▶ _Stated exercise_: What is the number of lines containing the word "декабря"? Give that number alone.

▶ _Exercise input_:
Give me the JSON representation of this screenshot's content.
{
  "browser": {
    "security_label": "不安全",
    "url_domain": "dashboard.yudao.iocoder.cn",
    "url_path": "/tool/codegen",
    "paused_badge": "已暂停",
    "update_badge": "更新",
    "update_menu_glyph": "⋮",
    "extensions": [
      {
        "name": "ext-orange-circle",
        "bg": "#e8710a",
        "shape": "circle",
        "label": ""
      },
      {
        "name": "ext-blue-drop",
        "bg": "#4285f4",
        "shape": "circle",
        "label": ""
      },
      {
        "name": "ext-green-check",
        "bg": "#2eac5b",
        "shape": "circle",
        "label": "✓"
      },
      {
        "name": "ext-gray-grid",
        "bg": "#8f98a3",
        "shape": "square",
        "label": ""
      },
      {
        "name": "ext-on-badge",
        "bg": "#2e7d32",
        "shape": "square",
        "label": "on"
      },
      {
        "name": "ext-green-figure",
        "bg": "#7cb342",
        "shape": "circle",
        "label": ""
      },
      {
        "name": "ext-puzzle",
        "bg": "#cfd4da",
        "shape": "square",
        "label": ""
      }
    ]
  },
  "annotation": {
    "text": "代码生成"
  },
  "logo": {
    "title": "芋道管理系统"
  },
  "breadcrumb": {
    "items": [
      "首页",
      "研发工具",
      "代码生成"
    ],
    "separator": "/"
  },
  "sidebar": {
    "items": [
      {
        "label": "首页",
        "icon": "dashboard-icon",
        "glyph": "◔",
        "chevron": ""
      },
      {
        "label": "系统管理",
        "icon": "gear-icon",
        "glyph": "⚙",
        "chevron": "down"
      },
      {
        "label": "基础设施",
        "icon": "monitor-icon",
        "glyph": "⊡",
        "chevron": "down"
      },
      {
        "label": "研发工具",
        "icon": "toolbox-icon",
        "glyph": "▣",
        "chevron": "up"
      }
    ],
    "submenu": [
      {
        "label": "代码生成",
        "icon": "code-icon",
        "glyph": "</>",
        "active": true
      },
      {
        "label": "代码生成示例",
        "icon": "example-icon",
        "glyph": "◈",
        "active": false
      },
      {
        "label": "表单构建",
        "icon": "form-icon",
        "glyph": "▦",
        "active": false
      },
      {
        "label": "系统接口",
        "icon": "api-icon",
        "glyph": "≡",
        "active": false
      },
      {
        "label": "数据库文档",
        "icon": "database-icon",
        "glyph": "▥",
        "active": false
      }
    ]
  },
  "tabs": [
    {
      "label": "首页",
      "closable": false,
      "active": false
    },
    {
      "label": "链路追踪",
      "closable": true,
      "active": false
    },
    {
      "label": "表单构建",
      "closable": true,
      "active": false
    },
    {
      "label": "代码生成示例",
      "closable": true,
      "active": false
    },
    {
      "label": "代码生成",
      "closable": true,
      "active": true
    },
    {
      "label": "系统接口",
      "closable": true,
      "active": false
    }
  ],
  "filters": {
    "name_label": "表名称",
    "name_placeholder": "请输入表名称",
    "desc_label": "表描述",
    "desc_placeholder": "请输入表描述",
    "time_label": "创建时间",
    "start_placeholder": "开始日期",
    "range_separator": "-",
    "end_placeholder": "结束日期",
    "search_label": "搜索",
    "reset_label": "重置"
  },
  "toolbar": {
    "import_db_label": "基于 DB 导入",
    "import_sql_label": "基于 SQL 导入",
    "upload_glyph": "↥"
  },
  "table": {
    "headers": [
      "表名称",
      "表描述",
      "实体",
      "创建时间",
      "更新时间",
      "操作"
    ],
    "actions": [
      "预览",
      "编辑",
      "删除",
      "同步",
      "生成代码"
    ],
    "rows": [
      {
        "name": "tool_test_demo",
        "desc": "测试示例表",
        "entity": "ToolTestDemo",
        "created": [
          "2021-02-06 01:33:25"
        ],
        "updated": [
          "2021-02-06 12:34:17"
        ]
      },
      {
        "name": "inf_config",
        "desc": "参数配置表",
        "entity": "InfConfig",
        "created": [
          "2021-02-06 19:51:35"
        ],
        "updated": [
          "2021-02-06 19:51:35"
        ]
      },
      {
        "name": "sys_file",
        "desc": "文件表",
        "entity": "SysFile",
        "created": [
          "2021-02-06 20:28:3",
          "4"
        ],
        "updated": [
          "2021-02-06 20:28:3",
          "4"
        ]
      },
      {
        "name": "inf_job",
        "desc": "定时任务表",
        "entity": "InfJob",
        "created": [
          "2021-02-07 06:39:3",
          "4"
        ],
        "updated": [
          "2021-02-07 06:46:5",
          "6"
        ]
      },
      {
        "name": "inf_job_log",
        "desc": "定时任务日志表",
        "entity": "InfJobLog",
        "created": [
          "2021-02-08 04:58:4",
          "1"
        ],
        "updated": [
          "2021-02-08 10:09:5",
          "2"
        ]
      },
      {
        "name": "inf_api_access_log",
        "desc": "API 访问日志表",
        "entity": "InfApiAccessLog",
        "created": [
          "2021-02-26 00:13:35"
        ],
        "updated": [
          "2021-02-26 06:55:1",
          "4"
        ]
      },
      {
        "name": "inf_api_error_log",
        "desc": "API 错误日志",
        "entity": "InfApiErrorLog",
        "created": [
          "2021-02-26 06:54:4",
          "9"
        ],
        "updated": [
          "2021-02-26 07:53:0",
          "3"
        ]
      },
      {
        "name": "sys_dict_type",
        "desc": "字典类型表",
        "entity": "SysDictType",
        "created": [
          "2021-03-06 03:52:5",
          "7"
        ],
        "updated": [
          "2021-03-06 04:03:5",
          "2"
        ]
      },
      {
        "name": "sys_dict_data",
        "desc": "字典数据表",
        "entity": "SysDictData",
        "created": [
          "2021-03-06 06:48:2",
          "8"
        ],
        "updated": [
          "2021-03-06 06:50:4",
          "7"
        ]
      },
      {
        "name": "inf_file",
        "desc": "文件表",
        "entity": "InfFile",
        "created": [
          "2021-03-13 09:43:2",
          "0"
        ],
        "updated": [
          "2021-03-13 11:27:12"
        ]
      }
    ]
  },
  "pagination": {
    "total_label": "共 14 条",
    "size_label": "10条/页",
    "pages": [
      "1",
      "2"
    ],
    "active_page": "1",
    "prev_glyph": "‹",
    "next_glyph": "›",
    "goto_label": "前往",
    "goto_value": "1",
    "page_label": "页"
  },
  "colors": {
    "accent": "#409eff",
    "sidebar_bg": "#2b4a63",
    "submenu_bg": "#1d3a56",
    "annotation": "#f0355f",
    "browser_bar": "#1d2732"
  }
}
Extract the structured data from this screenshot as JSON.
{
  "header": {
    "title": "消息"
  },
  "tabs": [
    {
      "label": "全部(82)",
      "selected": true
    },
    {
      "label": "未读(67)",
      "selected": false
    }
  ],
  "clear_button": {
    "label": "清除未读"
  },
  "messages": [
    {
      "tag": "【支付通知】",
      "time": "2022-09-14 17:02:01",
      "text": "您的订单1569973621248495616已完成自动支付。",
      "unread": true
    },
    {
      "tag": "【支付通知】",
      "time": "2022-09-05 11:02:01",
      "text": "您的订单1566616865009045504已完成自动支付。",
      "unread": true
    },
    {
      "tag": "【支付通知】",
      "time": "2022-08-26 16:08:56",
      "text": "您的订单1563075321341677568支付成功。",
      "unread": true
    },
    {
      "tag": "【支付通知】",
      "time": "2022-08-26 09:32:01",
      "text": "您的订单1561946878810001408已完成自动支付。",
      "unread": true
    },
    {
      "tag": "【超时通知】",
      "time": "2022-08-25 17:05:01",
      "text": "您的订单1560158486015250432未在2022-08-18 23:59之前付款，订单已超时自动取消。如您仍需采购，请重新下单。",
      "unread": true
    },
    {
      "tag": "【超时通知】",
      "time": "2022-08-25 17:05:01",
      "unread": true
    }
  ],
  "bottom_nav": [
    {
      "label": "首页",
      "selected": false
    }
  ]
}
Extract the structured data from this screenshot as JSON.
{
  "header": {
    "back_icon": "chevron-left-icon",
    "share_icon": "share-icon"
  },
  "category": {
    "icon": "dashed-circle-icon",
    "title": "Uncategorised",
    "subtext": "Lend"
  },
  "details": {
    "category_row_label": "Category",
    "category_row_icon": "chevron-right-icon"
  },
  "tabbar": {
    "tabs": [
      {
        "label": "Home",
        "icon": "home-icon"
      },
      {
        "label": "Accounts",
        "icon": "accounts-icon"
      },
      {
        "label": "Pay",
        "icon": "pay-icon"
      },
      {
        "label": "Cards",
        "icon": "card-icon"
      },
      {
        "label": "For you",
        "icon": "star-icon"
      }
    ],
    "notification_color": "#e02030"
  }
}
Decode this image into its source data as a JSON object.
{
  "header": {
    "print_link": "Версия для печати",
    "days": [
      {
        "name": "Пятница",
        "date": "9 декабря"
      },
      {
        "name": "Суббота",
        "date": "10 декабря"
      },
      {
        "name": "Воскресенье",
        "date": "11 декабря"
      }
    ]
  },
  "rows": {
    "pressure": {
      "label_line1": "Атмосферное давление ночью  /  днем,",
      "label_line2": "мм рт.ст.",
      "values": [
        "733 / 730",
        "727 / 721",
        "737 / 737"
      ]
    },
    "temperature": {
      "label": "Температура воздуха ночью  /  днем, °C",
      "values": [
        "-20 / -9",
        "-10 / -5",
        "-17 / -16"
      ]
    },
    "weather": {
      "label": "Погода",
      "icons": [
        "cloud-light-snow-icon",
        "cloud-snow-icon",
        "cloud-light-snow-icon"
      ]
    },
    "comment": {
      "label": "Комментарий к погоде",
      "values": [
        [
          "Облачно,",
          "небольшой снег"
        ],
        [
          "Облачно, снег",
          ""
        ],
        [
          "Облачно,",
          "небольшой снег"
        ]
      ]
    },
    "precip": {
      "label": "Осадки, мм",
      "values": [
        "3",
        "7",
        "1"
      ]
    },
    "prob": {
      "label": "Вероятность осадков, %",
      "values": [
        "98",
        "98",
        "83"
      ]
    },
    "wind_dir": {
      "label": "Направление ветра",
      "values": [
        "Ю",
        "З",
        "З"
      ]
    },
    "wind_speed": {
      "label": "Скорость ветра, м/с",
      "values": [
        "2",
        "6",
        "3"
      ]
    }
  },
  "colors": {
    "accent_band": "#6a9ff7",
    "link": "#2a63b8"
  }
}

▶ _The completed task_: 3